-- begin Exercise data --

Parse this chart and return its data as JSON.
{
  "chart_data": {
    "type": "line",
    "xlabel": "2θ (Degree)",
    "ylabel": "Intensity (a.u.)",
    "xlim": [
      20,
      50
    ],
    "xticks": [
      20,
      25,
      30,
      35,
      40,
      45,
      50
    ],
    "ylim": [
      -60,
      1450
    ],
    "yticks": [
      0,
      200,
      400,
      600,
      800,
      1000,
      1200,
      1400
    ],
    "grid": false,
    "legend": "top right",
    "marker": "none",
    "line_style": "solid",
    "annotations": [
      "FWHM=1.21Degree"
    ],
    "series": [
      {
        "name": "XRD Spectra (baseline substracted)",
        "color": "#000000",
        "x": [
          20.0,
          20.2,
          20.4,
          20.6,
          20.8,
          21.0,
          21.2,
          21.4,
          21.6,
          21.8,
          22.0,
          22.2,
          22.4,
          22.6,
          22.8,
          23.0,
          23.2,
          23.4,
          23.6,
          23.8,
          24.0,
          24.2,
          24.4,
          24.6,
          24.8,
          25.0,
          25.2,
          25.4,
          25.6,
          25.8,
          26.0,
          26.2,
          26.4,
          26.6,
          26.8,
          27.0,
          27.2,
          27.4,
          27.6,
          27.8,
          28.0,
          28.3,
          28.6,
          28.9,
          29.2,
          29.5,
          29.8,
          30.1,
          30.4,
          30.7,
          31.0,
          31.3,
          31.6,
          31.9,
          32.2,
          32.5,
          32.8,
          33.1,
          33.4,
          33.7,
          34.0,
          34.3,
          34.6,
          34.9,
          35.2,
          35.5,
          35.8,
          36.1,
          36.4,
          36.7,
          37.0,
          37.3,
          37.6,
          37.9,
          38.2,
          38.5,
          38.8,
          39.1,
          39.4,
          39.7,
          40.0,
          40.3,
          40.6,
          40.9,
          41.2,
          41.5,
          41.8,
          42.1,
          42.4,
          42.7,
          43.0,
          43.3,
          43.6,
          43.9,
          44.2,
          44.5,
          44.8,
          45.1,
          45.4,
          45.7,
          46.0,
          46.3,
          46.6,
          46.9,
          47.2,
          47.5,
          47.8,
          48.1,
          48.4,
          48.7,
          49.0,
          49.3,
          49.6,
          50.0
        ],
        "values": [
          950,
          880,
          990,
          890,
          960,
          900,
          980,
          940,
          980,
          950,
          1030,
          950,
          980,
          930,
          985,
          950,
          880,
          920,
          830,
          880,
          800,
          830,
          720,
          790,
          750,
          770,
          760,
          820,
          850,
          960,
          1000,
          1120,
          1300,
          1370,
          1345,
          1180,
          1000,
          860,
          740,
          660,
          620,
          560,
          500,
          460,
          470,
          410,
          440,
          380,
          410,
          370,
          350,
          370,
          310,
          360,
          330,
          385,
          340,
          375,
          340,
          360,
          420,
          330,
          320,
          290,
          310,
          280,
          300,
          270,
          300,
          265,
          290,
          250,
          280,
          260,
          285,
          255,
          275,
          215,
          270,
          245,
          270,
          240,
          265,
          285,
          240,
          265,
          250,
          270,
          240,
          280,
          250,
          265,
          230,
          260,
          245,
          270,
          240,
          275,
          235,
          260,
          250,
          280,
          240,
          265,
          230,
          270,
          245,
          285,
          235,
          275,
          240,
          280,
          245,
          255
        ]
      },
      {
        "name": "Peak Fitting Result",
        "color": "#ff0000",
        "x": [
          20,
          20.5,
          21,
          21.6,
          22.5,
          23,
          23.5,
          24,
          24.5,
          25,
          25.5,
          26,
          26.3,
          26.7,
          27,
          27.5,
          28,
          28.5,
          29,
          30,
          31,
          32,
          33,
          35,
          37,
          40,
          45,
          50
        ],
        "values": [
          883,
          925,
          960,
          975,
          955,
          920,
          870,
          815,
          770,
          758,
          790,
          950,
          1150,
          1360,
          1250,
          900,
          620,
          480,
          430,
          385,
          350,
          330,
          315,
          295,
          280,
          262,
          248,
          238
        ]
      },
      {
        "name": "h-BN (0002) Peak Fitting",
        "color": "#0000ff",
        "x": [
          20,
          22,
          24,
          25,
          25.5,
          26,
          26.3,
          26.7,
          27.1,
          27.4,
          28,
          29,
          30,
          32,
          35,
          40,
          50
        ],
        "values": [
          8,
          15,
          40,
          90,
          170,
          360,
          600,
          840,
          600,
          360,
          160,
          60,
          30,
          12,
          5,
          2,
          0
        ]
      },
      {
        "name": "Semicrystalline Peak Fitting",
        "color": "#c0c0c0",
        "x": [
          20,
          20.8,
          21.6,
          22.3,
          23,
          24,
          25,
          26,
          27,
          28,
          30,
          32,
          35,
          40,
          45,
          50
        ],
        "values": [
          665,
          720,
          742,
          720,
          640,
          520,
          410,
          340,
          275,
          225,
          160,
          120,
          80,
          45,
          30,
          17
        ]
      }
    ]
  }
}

-- end Exercise data --

■ What you should do: Which lines hold the string "color"? Copy all of them from the data above.

■ Solution:
        "color": "#000000",
        "color": "#ff0000",
        "color": "#0000ff",
        "color": "#c0c0c0",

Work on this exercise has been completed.